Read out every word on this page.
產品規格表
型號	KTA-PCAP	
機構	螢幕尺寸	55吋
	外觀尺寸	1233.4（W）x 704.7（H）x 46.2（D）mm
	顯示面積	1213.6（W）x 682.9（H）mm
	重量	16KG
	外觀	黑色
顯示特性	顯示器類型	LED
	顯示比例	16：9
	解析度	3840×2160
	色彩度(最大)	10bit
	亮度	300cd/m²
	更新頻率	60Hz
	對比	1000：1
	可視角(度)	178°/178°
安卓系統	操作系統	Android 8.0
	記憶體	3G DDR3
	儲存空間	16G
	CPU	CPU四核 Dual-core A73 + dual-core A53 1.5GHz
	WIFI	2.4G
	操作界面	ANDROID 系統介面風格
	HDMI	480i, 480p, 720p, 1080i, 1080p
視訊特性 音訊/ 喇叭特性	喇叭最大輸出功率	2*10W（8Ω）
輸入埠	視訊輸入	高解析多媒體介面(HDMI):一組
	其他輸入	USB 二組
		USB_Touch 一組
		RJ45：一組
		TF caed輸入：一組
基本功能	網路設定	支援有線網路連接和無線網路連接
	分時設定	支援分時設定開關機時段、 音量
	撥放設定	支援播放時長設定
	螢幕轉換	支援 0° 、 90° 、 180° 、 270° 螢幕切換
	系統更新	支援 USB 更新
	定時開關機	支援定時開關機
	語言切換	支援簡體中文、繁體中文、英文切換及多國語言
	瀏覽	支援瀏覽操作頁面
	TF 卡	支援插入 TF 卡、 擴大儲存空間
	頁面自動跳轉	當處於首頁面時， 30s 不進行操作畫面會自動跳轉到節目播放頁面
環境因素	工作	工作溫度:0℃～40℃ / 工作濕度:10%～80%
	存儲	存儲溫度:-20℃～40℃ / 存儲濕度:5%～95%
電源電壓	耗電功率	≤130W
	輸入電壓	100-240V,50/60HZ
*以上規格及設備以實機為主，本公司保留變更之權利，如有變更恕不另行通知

* [What the task requires] Make an exact copy of the data above.

* [Output below]
Read out every word on this page.
產品規格表
型號	KTA-PCAP	
機構	螢幕尺寸	55吋
	外觀尺寸	1233.4（W）x 704.7（H）x 46.2（D）mm
	顯示面積	1213.6（W）x 682.9（H）mm
	重量	16KG
	外觀	黑色
顯示特性	顯示器類型	LED
	顯示比例	16：9
	解析度	3840×2160
	色彩度(最大)	10bit
	亮度	300cd/m²
	更新頻率	60Hz
	對比	1000：1
	可視角(度)	178°/178°
安卓系統	操作系統	Android 8.0
	記憶體	3G DDR3
	儲存空間	16G
	CPU	CPU四核 Dual-core A73 + dual-core A53 1.5GHz
	WIFI	2.4G
	操作界面	ANDROID 系統介面風格
	HDMI	480i, 480p, 720p, 1080i, 1080p
視訊特性 音訊/ 喇叭特性	喇叭最大輸出功率	2*10W（8Ω）
輸入埠	視訊輸入	高解析多媒體介面(HDMI):一組
	其他輸入	USB 二組
		USB_Touch 一組
		RJ45：一組
		TF caed輸入：一組
基本功能	網路設定	支援有線網路連接和無線網路連接
	分時設定	支援分時設定開關機時段、 音量
	撥放設定	支援播放時長設定
	螢幕轉換	支援 0° 、 90° 、 180° 、 270° 螢幕切換
	系統更新	支援 USB 更新
	定時開關機	支援定時開關機
	語言切換	支援簡體中文、繁體中文、英文切換及多國語言
	瀏覽	支援瀏覽操作頁面
	TF 卡	支援插入 TF 卡、 擴大儲存空間
	頁面自動跳轉	當處於首頁面時， 30s 不進行操作畫面會自動跳轉到節目播放頁面
環境因素	工作	工作溫度:0℃～40℃ / 工作濕度:10%～80%
	存儲	存儲溫度:-20℃～40℃ / 存儲濕度:5%～95%
電源電壓	耗電功率	≤130W
	輸入電壓	100-240V,50/60HZ
*以上規格及設備以實機為主，本公司保留變更之權利，如有變更恕不另行通知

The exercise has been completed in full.